# Exercise:
Report how many lines of the records below include the word "ETHM". Give nothing but the number.
┄┄┄┄┄┄
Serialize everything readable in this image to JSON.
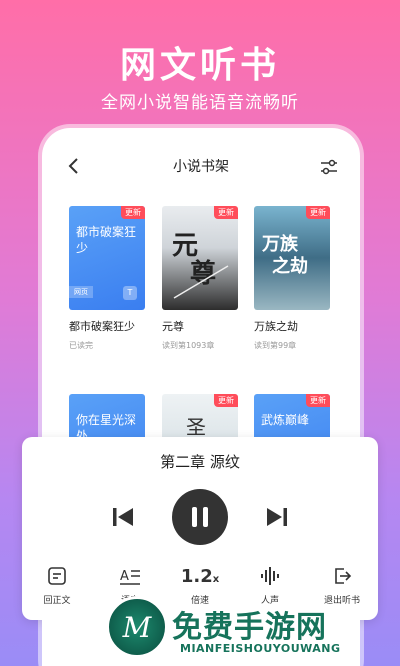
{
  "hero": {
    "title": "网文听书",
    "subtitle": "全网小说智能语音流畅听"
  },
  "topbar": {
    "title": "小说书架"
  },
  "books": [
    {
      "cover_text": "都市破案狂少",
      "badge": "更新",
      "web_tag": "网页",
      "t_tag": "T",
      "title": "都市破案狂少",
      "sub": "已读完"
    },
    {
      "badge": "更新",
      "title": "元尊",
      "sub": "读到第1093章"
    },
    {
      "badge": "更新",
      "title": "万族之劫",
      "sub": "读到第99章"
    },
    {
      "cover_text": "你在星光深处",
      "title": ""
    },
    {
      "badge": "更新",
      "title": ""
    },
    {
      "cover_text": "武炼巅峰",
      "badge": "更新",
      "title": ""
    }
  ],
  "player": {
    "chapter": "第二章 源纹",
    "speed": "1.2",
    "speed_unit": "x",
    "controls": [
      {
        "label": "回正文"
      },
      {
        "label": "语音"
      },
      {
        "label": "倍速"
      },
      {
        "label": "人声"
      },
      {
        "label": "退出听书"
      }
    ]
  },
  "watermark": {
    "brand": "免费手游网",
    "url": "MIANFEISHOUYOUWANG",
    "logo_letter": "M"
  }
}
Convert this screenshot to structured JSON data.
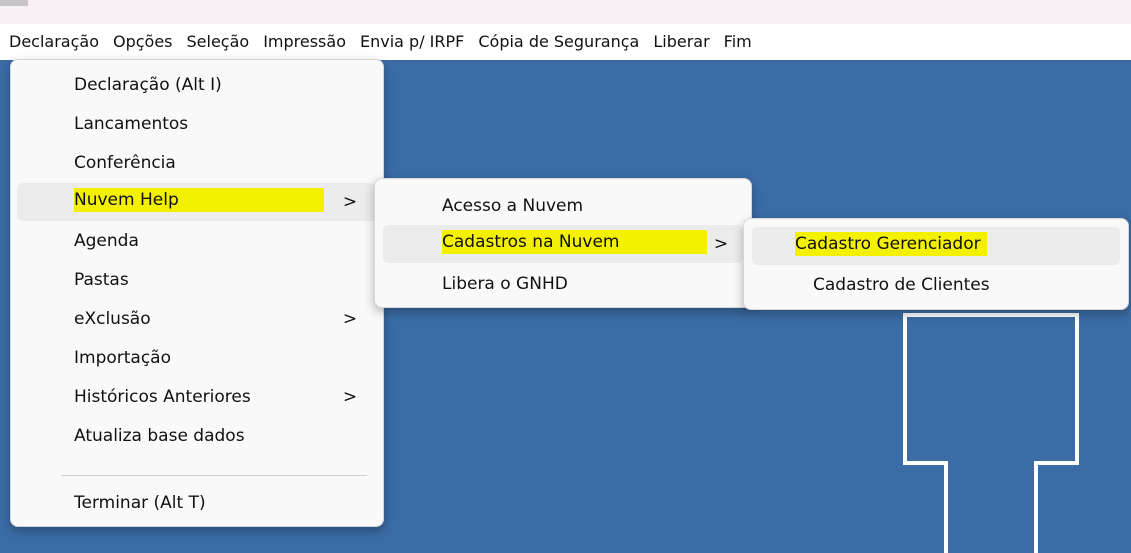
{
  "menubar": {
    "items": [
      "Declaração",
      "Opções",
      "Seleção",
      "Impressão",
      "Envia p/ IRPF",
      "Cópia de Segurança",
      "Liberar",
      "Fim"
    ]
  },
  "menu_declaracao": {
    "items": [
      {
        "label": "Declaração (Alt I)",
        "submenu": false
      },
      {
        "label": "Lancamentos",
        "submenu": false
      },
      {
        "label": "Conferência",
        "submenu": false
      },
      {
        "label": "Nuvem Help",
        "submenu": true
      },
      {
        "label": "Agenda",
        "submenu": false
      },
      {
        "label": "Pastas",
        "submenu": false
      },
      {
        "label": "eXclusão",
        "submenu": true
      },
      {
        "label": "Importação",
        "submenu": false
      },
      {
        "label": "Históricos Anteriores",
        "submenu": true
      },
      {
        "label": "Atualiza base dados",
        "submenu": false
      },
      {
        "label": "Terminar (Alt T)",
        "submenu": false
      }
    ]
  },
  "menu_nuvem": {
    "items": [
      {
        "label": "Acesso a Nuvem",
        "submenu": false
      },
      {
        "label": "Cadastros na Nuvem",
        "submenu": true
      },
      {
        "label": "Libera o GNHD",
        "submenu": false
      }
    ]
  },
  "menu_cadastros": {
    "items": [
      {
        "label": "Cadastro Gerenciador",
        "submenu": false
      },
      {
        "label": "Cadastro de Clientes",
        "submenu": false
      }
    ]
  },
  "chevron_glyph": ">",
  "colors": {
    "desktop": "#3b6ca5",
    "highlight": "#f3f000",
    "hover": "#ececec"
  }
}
┄┄┄┄┄┄
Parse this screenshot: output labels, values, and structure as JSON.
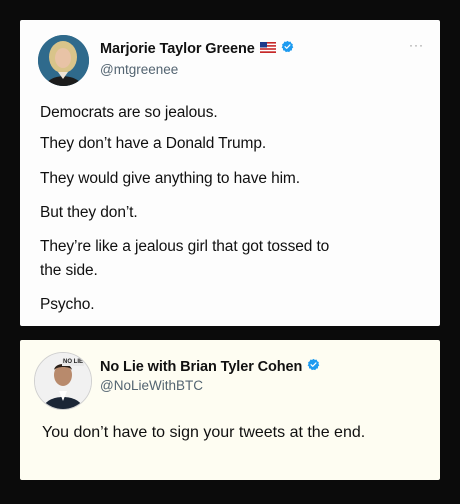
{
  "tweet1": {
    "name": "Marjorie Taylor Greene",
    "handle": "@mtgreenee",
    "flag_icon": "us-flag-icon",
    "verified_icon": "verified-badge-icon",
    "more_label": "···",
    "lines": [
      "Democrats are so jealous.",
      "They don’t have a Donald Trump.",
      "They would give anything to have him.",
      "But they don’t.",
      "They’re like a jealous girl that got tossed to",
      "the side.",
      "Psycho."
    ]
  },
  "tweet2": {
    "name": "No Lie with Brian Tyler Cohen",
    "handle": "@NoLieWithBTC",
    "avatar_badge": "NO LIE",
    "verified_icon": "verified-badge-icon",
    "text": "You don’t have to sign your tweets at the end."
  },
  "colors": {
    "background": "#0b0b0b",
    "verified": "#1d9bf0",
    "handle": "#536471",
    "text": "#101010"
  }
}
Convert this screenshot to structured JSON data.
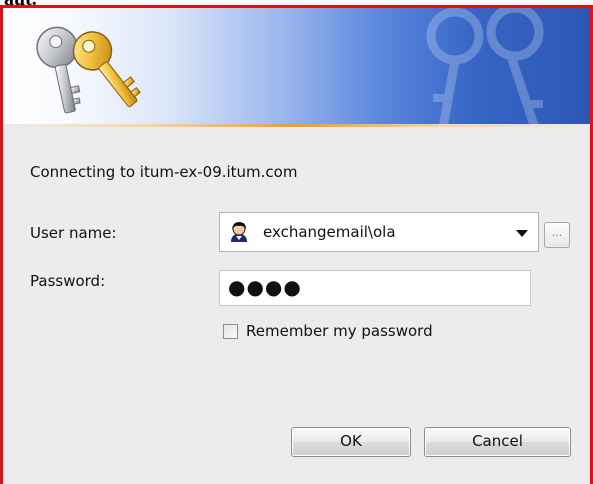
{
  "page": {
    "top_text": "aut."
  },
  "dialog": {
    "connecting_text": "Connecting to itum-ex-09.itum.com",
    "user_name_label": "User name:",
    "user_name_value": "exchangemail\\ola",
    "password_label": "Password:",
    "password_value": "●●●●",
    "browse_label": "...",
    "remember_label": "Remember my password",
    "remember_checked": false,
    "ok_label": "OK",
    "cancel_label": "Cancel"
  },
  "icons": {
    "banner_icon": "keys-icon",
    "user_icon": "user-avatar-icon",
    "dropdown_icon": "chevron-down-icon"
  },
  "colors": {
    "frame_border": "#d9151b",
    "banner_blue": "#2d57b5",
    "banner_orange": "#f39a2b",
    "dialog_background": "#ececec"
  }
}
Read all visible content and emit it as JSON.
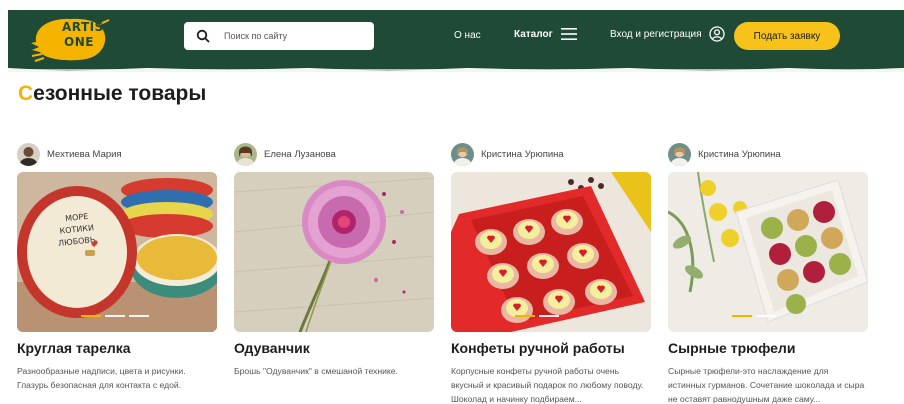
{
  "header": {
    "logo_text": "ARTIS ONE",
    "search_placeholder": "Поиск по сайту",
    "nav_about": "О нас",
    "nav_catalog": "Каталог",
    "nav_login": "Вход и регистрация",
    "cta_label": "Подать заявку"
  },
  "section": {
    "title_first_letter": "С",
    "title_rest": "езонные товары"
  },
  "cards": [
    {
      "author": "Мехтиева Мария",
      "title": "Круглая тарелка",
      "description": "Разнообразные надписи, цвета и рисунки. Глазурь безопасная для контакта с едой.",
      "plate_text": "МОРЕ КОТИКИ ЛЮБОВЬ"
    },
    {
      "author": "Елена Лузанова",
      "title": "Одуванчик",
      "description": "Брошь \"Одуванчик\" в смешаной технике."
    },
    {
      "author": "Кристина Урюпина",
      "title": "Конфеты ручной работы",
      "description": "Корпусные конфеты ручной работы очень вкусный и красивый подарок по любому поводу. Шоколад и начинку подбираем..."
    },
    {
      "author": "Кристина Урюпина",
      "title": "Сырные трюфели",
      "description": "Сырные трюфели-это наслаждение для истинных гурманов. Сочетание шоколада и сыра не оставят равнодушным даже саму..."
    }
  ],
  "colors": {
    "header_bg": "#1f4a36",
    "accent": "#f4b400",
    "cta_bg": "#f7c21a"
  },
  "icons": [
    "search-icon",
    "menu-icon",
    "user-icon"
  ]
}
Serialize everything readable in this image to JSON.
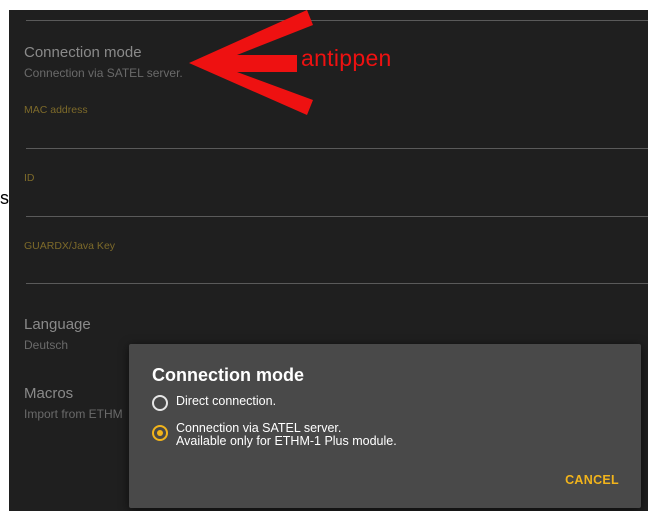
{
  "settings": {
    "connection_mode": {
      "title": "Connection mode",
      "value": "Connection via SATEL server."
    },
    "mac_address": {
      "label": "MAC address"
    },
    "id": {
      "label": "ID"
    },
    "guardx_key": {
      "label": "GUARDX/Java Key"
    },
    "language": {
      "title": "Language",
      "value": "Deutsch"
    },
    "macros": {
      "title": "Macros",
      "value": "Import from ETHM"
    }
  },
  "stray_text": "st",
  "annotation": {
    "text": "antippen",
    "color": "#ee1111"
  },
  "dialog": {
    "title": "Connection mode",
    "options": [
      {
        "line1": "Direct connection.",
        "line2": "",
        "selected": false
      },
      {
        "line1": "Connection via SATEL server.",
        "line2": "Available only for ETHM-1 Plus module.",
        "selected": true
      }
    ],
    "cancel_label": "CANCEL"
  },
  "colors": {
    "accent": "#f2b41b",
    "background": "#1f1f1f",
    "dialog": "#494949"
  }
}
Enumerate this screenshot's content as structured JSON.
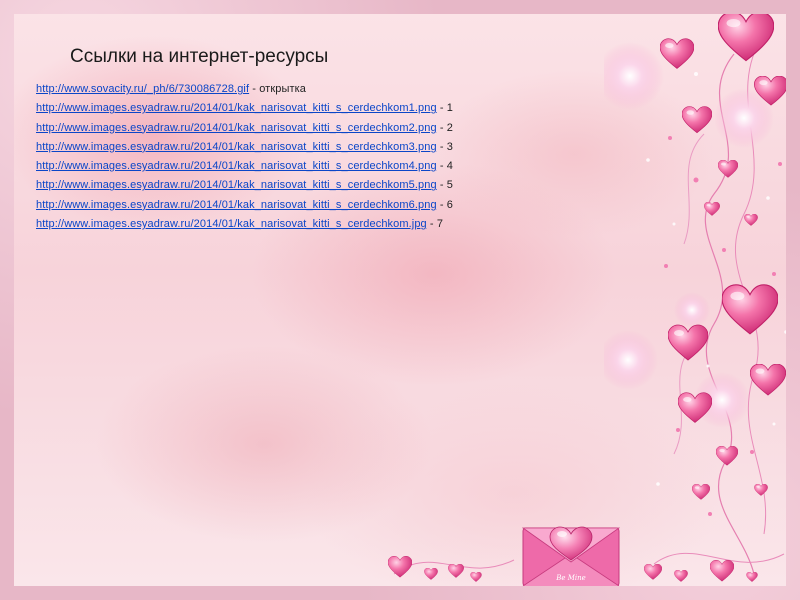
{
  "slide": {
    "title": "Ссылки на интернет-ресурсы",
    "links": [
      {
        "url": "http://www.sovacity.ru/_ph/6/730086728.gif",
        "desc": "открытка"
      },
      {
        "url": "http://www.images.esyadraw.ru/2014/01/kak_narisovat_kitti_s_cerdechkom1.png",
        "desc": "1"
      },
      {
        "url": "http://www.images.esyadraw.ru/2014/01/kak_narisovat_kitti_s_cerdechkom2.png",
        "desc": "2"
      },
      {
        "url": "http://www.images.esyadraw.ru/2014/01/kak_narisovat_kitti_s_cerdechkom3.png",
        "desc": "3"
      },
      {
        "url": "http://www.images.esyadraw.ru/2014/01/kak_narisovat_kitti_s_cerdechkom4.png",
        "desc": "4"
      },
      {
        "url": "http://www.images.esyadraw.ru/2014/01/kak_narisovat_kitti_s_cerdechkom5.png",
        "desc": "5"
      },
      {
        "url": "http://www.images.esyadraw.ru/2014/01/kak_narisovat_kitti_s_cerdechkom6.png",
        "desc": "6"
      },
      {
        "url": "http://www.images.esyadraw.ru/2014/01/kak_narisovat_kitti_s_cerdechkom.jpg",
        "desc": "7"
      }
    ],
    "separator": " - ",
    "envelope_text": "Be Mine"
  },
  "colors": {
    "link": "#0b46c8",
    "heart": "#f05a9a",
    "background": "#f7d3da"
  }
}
┄┄┄┄┄┄
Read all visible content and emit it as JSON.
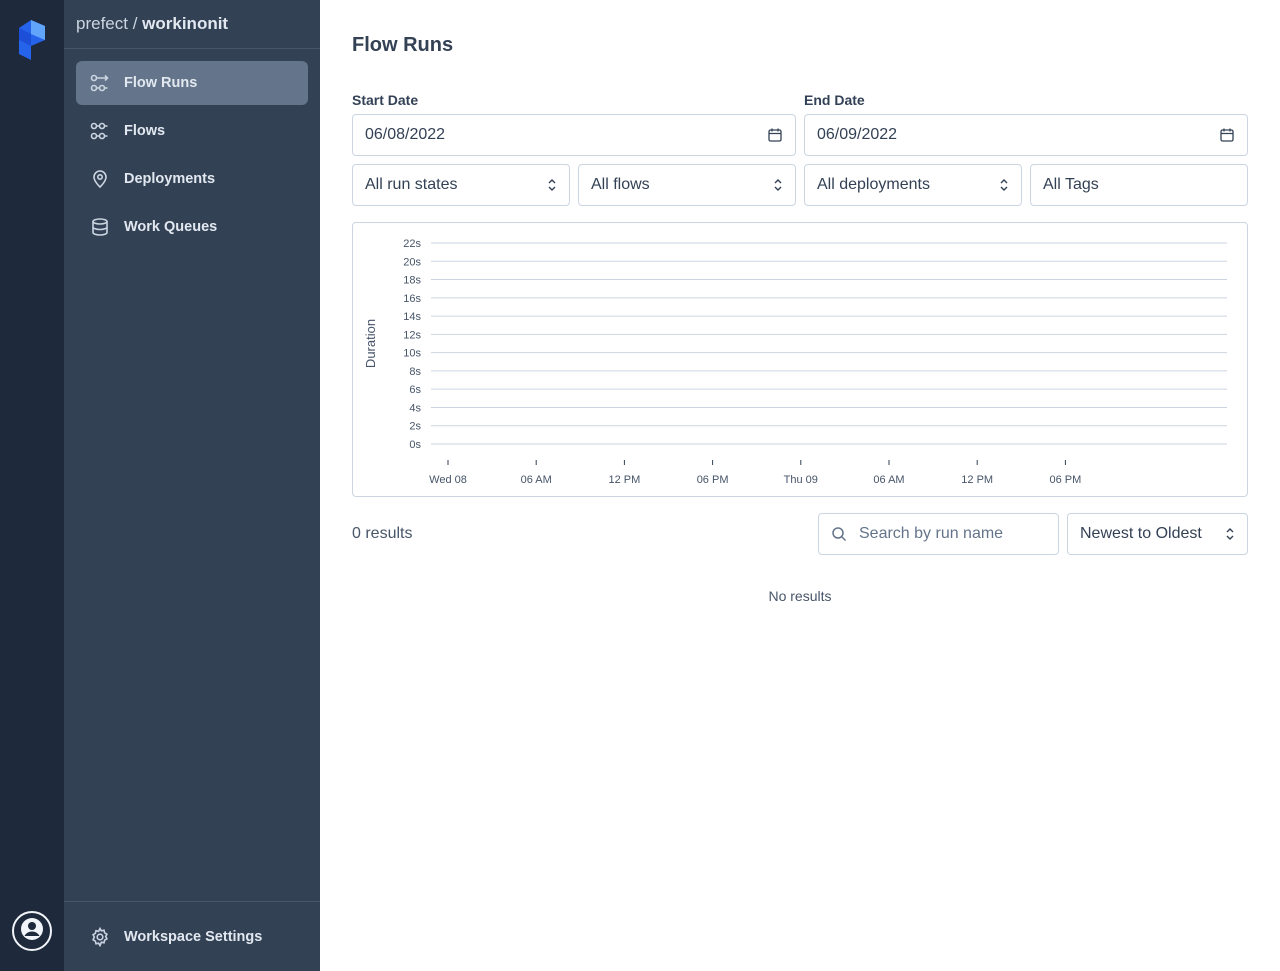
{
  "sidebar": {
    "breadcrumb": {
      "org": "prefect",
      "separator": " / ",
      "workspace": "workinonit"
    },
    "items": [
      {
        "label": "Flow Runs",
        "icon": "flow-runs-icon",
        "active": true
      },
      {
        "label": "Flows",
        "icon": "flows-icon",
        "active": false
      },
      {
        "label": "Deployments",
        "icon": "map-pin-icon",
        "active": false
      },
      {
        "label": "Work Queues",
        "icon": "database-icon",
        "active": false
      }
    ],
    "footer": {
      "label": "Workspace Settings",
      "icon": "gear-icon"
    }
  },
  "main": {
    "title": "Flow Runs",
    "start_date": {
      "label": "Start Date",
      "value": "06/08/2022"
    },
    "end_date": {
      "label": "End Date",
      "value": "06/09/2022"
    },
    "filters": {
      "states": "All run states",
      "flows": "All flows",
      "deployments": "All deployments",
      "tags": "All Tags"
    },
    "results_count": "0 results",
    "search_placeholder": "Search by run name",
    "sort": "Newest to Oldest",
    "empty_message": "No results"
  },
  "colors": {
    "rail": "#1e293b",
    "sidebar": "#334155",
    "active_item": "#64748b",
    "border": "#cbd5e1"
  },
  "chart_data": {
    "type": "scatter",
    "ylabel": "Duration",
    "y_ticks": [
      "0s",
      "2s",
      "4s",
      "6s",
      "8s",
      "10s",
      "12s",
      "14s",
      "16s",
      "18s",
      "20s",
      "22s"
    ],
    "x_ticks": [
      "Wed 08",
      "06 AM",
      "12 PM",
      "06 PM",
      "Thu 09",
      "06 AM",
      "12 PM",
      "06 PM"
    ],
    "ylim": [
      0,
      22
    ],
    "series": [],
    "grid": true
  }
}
┄┄┄┄┄┄
# In response:
2